TEXTO DE ESTUDO:
=-=-=

Zumthor
ZUMTHOR, Paul. La Mesure du monde. Paris: Seuil, 1993.
Desde que me lembro, sempre fui fascinado tanto por livros de história quanto por planos de viagem. Um duplo aspecto do mesmo desejo, cujas impulsões a vida se divertiu por muito tempo em dissociar para mim. Aos dez anos, li apaixonadamente (segundo uma antiga Relação dos Jesuítas, perdida na biblioteca do meu pai) a crônica do arcaico imperador chinês Qin Shi Huang Di; mas tive de esperar até completar 72 anos para poder, finalmente, curvar-me fisicamente diante do túmulo desse grande homem implacável, que concebeu a famosa Muralha e aboliu por decreto tudo o que o mundo havia produzido antes de seu reinado: assim, ele fechava o Espaço e bloqueava o curso do Tempo — à semelhança do que muitos historiadores, de forma mais ou menos velada, gostariam de fazer.

=-=-=

DADOS FORNECIDOS:
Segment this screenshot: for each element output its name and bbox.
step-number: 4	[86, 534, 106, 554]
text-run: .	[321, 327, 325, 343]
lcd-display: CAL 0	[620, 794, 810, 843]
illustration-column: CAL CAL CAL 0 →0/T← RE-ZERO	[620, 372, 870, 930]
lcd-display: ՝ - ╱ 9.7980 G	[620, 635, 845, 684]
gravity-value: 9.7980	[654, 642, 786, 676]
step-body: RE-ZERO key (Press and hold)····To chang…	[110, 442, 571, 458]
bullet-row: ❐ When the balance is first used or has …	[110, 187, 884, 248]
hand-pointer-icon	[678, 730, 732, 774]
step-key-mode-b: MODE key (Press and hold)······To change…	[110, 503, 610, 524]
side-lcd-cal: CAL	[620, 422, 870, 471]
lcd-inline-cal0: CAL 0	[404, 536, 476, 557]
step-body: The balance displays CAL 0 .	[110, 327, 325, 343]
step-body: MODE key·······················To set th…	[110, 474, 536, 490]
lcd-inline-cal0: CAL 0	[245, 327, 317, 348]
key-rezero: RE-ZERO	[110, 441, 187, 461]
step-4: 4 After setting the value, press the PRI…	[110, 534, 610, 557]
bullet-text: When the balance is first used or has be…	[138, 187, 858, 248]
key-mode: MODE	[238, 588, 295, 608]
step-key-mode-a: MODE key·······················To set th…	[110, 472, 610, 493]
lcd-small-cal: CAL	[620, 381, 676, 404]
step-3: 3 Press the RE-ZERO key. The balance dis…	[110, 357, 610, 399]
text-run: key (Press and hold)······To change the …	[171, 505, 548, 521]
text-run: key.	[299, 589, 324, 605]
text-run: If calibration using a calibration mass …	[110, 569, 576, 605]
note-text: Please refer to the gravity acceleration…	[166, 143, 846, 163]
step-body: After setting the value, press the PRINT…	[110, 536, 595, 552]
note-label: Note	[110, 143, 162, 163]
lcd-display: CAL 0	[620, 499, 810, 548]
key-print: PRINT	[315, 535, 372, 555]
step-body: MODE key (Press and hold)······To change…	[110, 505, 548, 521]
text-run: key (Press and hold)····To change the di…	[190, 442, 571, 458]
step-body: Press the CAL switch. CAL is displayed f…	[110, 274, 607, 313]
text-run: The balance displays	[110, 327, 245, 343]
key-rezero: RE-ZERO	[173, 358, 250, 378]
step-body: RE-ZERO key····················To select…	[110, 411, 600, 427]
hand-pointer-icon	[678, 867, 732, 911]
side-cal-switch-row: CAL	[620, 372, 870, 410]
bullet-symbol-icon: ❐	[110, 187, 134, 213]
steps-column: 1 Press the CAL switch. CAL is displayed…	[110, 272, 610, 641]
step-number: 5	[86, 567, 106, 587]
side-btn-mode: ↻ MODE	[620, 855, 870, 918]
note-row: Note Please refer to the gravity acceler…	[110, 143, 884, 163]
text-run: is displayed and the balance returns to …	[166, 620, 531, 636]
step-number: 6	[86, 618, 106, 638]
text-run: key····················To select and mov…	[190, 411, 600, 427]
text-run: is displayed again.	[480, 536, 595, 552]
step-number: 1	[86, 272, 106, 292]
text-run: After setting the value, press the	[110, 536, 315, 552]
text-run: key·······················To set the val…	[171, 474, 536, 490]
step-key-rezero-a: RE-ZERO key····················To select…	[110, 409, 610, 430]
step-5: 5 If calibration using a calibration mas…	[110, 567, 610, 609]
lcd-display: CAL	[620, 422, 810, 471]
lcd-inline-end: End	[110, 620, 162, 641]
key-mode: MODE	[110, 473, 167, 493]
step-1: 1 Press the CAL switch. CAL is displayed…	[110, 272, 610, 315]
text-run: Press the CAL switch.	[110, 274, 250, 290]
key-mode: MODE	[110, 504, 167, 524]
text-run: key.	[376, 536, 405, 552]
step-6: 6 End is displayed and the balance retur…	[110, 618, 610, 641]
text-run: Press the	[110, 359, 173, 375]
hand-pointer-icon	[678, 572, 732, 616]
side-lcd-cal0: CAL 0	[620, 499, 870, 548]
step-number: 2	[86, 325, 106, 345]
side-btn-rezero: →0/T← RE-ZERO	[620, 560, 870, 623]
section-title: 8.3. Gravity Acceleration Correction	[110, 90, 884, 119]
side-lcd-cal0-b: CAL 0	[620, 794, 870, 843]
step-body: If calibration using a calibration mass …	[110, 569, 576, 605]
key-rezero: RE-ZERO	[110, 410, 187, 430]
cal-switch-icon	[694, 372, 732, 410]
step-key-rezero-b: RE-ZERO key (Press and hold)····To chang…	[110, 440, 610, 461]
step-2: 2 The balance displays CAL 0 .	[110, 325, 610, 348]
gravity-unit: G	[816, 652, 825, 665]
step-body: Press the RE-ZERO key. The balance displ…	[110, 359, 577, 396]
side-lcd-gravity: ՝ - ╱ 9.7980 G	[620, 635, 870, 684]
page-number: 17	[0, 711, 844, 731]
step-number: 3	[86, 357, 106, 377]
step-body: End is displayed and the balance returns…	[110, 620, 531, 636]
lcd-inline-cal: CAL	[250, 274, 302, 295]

=-=-=

Copie do texto de estudo o trecho entre "Desde que me" e "gostariam de fazer.", inclusive.

Desde que me lembro, sempre fui fascinado tanto por livros de história quanto por planos de viagem. Um duplo aspecto do mesmo desejo, cujas impulsões a vida se divertiu por muito tempo em dissociar para mim. Aos dez anos, li apaixonadamente (segundo uma antiga Relação dos Jesuítas, perdida na biblioteca do meu pai) a crônica do arcaico imperador chinês Qin Shi Huang Di; mas tive de esperar até completar 72 anos para poder, finalmente, curvar-me fisicamente diante do túmulo desse grande homem implacável, que concebeu a famosa Muralha e aboliu por decreto tudo o que o mundo havia produzido antes de seu reinado: assim, ele fechava o Espaço e bloqueava o curso do Tempo — à semelhança do que muitos historiadores, de forma mais ou menos velada, gostariam de fazer.